[Your goal]: Write out all the entries word for word and omit any pictures.

[Available data]:
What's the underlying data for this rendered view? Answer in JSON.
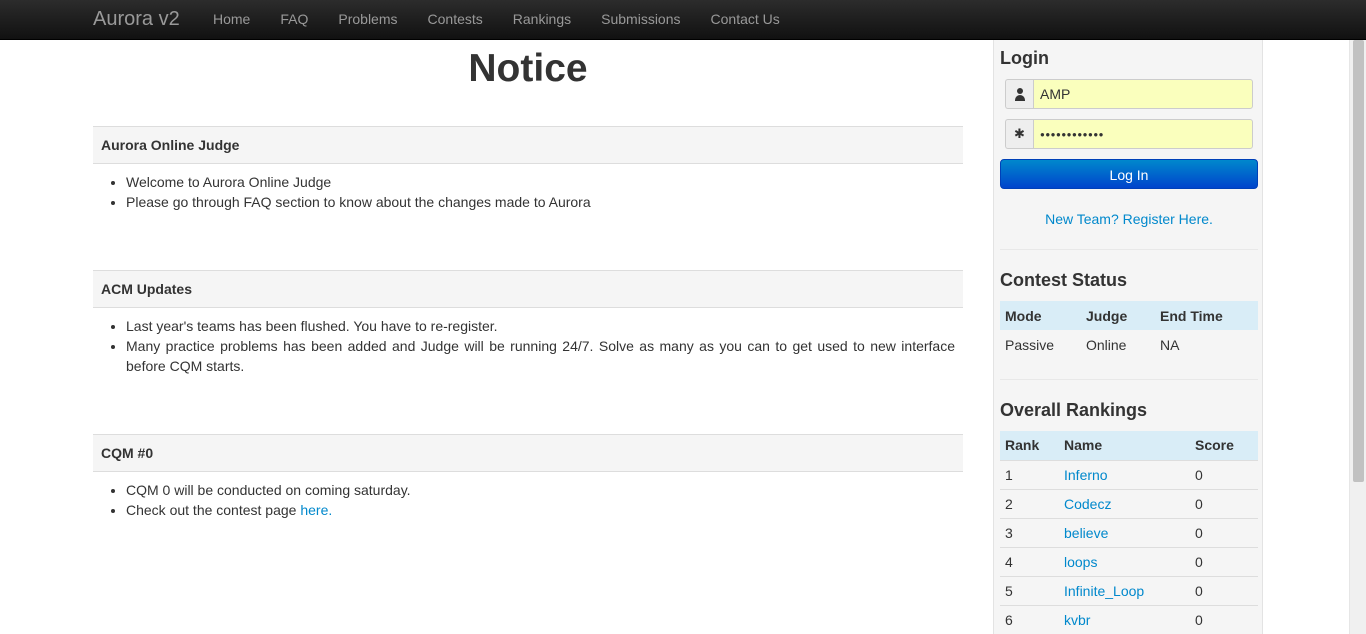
{
  "navbar": {
    "brand": "Aurora v2",
    "items": [
      "Home",
      "FAQ",
      "Problems",
      "Contests",
      "Rankings",
      "Submissions",
      "Contact Us"
    ]
  },
  "main": {
    "title": "Notice",
    "sections": [
      {
        "heading": "Aurora Online Judge",
        "items": [
          "Welcome to Aurora Online Judge",
          "Please go through FAQ section to know about the changes made to Aurora"
        ]
      },
      {
        "heading": "ACM Updates",
        "items": [
          "Last year's teams has been flushed. You have to re-register.",
          "Many practice problems has been added and Judge will be running 24/7. Solve as many as you can to get used to new interface before CQM starts."
        ]
      },
      {
        "heading": "CQM #0",
        "items": [
          "CQM 0 will be conducted on coming saturday.",
          "Check out the contest page "
        ],
        "link_text": "here."
      }
    ]
  },
  "sidebar": {
    "login": {
      "title": "Login",
      "username_value": "AMP",
      "password_value": "●●●●●●●●●●●●",
      "button_label": "Log In",
      "register_link": "New Team? Register Here."
    },
    "contest_status": {
      "title": "Contest Status",
      "headers": [
        "Mode",
        "Judge",
        "End Time"
      ],
      "row": [
        "Passive",
        "Online",
        "NA"
      ]
    },
    "rankings": {
      "title": "Overall Rankings",
      "headers": [
        "Rank",
        "Name",
        "Score"
      ],
      "rows": [
        {
          "rank": "1",
          "name": "Inferno",
          "score": "0"
        },
        {
          "rank": "2",
          "name": "Codecz",
          "score": "0"
        },
        {
          "rank": "3",
          "name": "believe",
          "score": "0"
        },
        {
          "rank": "4",
          "name": "loops",
          "score": "0"
        },
        {
          "rank": "5",
          "name": "Infinite_Loop",
          "score": "0"
        },
        {
          "rank": "6",
          "name": "kvbr",
          "score": "0"
        }
      ]
    }
  },
  "icons": {
    "username": "user-icon",
    "password": "asterisk-icon"
  },
  "colors": {
    "navbar": "#1b1b1b",
    "link": "#0088cc",
    "button": "#0066cc",
    "autofill": "#faffbd",
    "table_header": "#d9edf7"
  }
}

[Result of the exercise]:
What's the underlying data for this rendered view? Answer in JSON.
{
  "navbar": {
    "brand": "Aurora v2",
    "items": [
      "Home",
      "FAQ",
      "Problems",
      "Contests",
      "Rankings",
      "Submissions",
      "Contact Us"
    ]
  },
  "main": {
    "title": "Notice",
    "sections": [
      {
        "heading": "Aurora Online Judge",
        "items": [
          "Welcome to Aurora Online Judge",
          "Please go through FAQ section to know about the changes made to Aurora"
        ]
      },
      {
        "heading": "ACM Updates",
        "items": [
          "Last year's teams has been flushed. You have to re-register.",
          "Many practice problems has been added and Judge will be running 24/7. Solve as many as you can to get used to new interface before CQM starts."
        ]
      },
      {
        "heading": "CQM #0",
        "items": [
          "CQM 0 will be conducted on coming saturday.",
          "Check out the contest page "
        ],
        "link_text": "here."
      }
    ]
  },
  "sidebar": {
    "login": {
      "title": "Login",
      "username_value": "AMP",
      "password_value": "●●●●●●●●●●●●",
      "button_label": "Log In",
      "register_link": "New Team? Register Here."
    },
    "contest_status": {
      "title": "Contest Status",
      "headers": [
        "Mode",
        "Judge",
        "End Time"
      ],
      "row": [
        "Passive",
        "Online",
        "NA"
      ]
    },
    "rankings": {
      "title": "Overall Rankings",
      "headers": [
        "Rank",
        "Name",
        "Score"
      ],
      "rows": [
        {
          "rank": "1",
          "name": "Inferno",
          "score": "0"
        },
        {
          "rank": "2",
          "name": "Codecz",
          "score": "0"
        },
        {
          "rank": "3",
          "name": "believe",
          "score": "0"
        },
        {
          "rank": "4",
          "name": "loops",
          "score": "0"
        },
        {
          "rank": "5",
          "name": "Infinite_Loop",
          "score": "0"
        },
        {
          "rank": "6",
          "name": "kvbr",
          "score": "0"
        }
      ]
    }
  },
  "icons": {
    "username": "user-icon",
    "password": "asterisk-icon"
  },
  "colors": {
    "navbar": "#1b1b1b",
    "link": "#0088cc",
    "button": "#0066cc",
    "autofill": "#faffbd",
    "table_header": "#d9edf7"
  }
}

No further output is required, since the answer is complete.